## [Set exercise]
Return the lines of the entries from the line containing "- thumbnail: [37, 192, 79, 213]" through the line containing "- web-nav-item: Answers: [479, 58, 497, 63]", both included, reproducing each one exactly.

## [Provided data]
§ §

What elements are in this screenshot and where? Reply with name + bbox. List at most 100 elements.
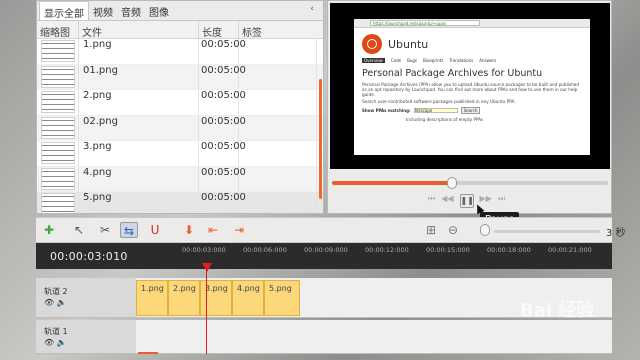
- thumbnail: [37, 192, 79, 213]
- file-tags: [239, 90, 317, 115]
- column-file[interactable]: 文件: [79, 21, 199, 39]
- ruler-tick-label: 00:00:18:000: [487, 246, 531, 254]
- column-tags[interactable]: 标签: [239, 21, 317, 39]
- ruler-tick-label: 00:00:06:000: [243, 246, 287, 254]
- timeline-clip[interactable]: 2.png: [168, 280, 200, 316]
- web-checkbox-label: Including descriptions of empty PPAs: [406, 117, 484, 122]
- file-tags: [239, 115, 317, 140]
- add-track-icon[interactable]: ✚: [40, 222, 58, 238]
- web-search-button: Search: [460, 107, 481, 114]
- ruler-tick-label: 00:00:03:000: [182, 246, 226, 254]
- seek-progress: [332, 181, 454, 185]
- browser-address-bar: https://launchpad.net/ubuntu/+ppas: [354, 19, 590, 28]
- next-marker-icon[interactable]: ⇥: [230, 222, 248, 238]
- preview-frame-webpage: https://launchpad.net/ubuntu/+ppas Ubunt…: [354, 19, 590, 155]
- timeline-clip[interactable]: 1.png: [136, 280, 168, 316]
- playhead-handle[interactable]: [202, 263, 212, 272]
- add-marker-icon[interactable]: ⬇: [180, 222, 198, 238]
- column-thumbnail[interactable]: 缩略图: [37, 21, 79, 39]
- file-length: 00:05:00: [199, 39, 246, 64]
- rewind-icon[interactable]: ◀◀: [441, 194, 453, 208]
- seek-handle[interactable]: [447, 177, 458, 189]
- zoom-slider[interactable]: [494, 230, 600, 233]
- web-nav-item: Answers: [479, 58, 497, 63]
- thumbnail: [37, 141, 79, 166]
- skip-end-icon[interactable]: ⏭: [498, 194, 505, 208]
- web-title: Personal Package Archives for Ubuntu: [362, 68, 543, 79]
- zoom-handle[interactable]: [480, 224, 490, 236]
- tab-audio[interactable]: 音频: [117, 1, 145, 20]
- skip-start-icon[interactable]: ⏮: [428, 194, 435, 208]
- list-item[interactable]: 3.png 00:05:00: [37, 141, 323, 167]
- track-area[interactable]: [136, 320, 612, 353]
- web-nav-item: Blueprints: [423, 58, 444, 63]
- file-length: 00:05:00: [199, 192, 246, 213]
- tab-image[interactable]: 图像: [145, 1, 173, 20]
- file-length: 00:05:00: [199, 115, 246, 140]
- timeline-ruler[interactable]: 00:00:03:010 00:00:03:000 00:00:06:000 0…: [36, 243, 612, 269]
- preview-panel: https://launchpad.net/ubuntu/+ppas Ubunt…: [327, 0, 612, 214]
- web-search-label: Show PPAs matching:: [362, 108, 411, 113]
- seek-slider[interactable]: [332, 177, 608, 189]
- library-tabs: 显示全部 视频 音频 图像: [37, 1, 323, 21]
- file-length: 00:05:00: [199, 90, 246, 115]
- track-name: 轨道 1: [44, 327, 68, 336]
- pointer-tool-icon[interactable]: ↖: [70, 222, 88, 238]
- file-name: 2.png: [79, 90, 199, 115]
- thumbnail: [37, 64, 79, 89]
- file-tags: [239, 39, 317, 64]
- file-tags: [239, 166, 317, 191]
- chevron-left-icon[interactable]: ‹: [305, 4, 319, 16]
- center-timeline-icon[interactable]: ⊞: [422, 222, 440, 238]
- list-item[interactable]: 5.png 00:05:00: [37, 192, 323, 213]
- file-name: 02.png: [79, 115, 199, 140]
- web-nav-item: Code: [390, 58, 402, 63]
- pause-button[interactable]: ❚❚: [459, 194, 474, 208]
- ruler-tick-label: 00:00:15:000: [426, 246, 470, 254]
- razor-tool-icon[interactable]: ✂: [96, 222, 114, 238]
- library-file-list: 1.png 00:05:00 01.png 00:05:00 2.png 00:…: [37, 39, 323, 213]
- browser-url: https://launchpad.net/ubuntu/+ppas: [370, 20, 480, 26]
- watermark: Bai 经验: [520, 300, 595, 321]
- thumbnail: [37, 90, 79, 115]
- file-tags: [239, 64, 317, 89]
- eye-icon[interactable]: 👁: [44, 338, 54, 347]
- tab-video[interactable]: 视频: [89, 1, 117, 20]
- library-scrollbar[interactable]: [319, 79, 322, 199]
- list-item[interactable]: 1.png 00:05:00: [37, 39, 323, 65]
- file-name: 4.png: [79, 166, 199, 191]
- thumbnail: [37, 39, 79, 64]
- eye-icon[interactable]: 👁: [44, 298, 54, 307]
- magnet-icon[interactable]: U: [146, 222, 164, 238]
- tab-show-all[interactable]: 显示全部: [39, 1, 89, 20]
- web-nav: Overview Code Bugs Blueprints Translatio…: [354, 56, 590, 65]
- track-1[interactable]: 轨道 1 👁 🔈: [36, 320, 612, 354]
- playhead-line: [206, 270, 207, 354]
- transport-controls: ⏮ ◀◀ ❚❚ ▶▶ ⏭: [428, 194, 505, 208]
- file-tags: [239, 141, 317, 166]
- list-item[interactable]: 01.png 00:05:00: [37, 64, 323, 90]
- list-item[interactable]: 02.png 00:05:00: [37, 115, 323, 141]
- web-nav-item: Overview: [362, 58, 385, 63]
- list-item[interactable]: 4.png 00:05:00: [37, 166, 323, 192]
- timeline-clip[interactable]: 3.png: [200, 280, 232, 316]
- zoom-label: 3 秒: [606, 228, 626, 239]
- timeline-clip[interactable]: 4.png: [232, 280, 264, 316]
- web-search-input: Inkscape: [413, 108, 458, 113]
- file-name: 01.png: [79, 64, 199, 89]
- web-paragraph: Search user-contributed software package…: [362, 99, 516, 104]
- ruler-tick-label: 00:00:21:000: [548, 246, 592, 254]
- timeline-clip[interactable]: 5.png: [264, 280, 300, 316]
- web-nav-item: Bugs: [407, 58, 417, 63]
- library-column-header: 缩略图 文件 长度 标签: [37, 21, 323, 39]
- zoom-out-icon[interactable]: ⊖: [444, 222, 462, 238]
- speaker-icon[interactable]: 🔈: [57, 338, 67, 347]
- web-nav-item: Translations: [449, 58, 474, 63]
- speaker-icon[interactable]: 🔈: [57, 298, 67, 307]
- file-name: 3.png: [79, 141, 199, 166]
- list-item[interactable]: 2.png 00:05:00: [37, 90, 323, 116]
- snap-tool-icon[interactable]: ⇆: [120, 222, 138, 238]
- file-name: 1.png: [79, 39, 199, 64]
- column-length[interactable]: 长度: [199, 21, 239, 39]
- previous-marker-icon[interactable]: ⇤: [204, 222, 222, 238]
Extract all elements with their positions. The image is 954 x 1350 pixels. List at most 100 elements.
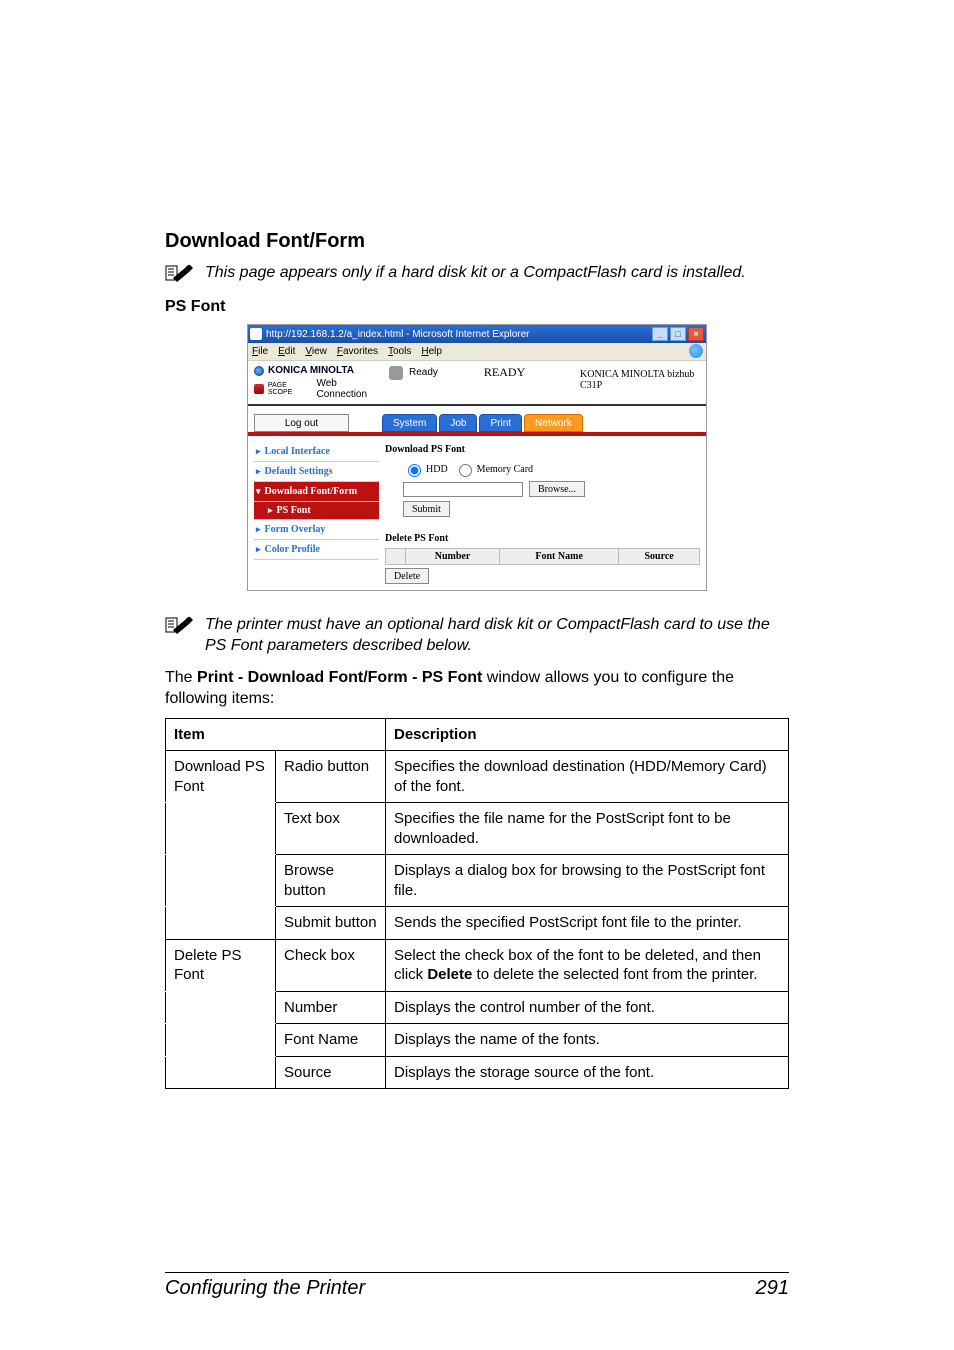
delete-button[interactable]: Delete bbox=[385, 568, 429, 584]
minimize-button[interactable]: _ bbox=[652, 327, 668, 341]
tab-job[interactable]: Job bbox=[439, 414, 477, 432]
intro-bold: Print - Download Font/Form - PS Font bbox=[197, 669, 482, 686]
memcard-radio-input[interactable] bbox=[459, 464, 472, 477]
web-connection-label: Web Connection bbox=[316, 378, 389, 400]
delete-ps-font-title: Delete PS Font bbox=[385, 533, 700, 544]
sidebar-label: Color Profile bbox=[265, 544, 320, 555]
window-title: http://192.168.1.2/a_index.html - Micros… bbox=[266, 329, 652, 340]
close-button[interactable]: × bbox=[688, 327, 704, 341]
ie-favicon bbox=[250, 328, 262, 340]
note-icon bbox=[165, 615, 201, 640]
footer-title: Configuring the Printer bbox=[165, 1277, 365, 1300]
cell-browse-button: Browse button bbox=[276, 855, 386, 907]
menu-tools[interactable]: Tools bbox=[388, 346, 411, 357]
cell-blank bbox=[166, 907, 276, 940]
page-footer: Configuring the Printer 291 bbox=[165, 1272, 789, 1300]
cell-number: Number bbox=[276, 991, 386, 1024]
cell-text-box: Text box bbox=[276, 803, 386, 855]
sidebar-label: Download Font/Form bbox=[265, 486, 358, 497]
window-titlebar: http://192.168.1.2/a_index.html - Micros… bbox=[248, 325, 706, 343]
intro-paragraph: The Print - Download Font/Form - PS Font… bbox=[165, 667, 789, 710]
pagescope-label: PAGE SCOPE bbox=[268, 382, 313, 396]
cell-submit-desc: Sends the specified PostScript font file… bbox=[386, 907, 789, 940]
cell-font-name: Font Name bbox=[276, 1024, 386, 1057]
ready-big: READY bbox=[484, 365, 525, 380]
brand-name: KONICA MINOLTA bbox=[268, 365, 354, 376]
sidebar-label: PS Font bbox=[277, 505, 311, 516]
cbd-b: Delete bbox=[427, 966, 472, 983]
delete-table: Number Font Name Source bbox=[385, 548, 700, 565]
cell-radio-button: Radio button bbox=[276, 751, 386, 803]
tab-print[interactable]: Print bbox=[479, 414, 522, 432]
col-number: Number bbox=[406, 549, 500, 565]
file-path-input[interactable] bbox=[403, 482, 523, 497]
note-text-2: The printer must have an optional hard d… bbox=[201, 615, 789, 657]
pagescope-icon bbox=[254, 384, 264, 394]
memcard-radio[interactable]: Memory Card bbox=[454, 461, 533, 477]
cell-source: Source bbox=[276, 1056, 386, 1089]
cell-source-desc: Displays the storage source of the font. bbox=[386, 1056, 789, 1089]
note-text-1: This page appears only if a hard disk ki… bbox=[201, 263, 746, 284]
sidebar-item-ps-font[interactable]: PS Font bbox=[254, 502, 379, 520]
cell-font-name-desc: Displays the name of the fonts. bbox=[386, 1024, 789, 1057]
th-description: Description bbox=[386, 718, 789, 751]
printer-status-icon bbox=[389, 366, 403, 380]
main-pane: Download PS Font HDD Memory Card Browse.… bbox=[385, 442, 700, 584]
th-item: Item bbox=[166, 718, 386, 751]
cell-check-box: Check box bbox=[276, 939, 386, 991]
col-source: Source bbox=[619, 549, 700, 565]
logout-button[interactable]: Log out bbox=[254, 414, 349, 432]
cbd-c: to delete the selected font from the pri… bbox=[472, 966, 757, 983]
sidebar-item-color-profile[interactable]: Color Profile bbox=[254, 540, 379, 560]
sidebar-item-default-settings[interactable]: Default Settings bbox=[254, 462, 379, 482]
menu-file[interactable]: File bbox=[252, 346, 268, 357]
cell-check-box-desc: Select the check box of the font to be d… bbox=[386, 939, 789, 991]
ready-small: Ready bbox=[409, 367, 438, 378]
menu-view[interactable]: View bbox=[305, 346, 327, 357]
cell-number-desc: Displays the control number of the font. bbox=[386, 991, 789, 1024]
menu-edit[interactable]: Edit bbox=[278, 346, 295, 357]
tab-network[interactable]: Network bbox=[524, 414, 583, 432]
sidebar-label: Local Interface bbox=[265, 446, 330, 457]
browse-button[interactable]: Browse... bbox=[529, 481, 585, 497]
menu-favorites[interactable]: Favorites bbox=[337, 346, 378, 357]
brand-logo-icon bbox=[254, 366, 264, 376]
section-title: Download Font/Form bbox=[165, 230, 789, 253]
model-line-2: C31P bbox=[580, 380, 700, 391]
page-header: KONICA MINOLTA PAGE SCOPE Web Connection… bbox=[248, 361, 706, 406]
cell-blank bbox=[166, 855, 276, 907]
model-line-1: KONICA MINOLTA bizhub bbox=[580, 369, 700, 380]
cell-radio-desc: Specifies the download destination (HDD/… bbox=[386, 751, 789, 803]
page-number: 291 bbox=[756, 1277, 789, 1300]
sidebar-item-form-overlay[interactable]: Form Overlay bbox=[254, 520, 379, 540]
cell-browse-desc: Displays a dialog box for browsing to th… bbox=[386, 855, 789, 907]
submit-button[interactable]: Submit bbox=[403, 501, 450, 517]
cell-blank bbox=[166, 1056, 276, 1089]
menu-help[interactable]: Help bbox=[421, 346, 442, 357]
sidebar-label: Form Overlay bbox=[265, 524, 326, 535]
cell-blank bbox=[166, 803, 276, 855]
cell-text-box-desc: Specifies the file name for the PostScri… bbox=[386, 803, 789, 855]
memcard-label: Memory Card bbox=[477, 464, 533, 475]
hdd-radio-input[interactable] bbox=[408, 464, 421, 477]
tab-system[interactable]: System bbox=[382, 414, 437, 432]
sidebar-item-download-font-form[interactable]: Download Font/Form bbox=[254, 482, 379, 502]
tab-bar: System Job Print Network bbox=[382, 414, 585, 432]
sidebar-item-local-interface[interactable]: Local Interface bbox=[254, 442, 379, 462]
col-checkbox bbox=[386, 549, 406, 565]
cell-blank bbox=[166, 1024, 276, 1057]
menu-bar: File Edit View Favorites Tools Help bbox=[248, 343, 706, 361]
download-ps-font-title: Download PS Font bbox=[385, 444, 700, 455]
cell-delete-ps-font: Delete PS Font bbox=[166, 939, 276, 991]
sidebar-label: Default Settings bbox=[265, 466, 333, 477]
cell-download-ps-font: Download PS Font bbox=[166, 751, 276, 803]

§ §

## [Result for this task]
- thumbnail: [37, 192, 79, 213]
- file-tags: [239, 90, 317, 115]
- column-file[interactable]: 文件: [79, 21, 199, 39]
- ruler-tick-label: 00:00:18:000: [487, 246, 531, 254]
- column-tags[interactable]: 标签: [239, 21, 317, 39]
- ruler-tick-label: 00:00:06:000: [243, 246, 287, 254]
- timeline-clip[interactable]: 2.png: [168, 280, 200, 316]
- web-checkbox-label: Including descriptions of empty PPAs: [406, 117, 484, 122]
- file-tags: [239, 115, 317, 140]
- add-track-icon[interactable]: ✚: [40, 222, 58, 238]
- web-search-button: Search: [460, 107, 481, 114]
- ruler-tick-label: 00:00:03:000: [182, 246, 226, 254]
- seek-progress: [332, 181, 454, 185]
- browser-address-bar: https://launchpad.net/ubuntu/+ppas: [354, 19, 590, 28]
- next-marker-icon[interactable]: ⇥: [230, 222, 248, 238]
- preview-frame-webpage: https://launchpad.net/ubuntu/+ppas Ubunt…: [354, 19, 590, 155]
- timeline-clip[interactable]: 1.png: [136, 280, 168, 316]
- playhead-handle[interactable]: [202, 263, 212, 272]
- add-marker-icon[interactable]: ⬇: [180, 222, 198, 238]
- column-thumbnail[interactable]: 缩略图: [37, 21, 79, 39]
- file-length: 00:05:00: [199, 39, 246, 64]
- rewind-icon[interactable]: ◀◀: [441, 194, 453, 208]
- seek-handle[interactable]: [447, 177, 458, 189]
- zoom-slider[interactable]: [494, 230, 600, 233]
- web-nav-item: Answers: [479, 58, 497, 63]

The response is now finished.